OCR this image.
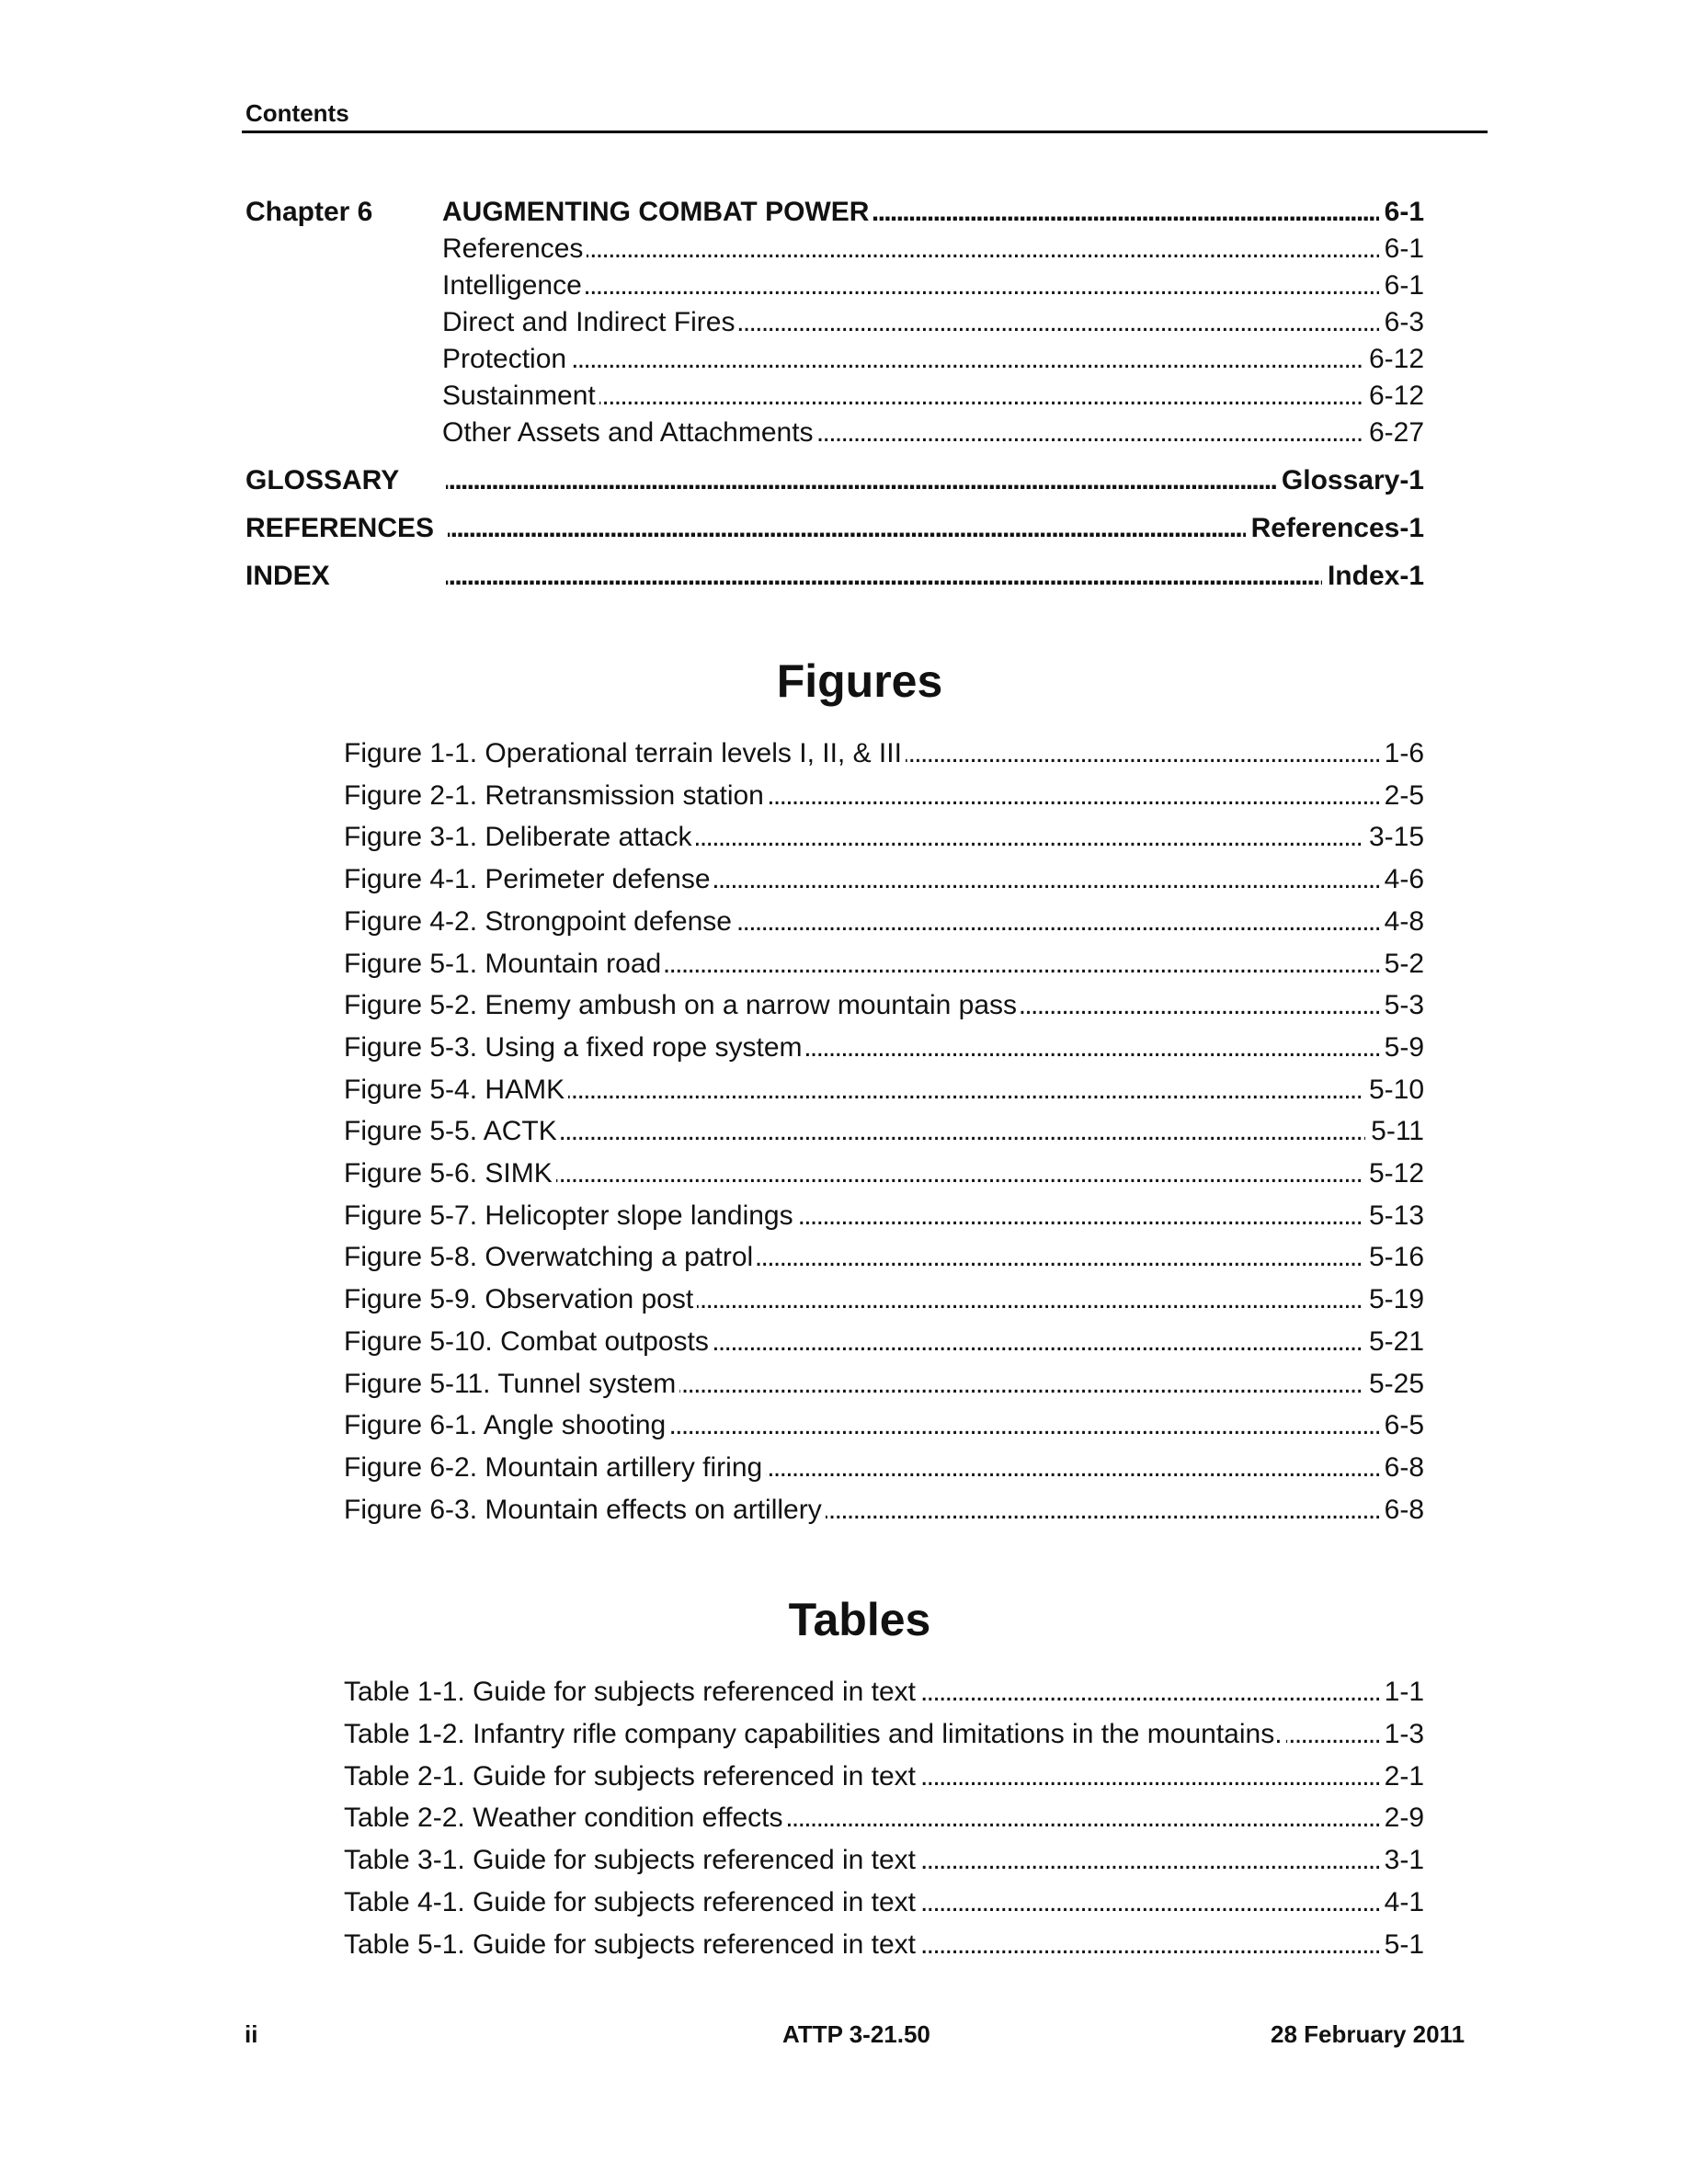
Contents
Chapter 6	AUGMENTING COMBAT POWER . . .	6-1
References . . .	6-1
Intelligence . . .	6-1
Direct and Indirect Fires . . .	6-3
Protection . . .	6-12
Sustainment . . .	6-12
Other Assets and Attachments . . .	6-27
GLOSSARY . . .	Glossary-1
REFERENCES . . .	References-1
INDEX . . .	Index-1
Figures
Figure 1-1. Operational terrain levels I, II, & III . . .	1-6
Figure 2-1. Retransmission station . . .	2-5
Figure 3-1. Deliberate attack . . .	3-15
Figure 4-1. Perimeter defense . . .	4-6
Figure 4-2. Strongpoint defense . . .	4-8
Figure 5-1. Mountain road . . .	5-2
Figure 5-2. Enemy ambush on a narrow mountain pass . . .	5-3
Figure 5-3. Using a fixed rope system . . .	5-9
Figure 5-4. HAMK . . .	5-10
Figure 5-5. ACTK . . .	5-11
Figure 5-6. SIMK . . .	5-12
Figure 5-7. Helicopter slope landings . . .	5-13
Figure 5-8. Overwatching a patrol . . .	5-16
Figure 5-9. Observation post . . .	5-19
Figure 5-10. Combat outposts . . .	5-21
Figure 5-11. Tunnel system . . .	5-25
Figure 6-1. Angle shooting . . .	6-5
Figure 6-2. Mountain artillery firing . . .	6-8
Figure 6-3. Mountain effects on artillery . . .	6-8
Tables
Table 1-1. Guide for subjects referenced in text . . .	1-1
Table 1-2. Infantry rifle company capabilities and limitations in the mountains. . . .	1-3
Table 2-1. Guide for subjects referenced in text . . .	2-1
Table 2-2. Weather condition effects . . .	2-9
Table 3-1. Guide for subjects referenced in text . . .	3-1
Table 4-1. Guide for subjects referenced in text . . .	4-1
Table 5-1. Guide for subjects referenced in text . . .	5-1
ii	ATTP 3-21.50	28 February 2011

============

_Exercise brief_
Check each line of the listing above for the string "defense", then report only how many lines have it.

_Expected answer_
2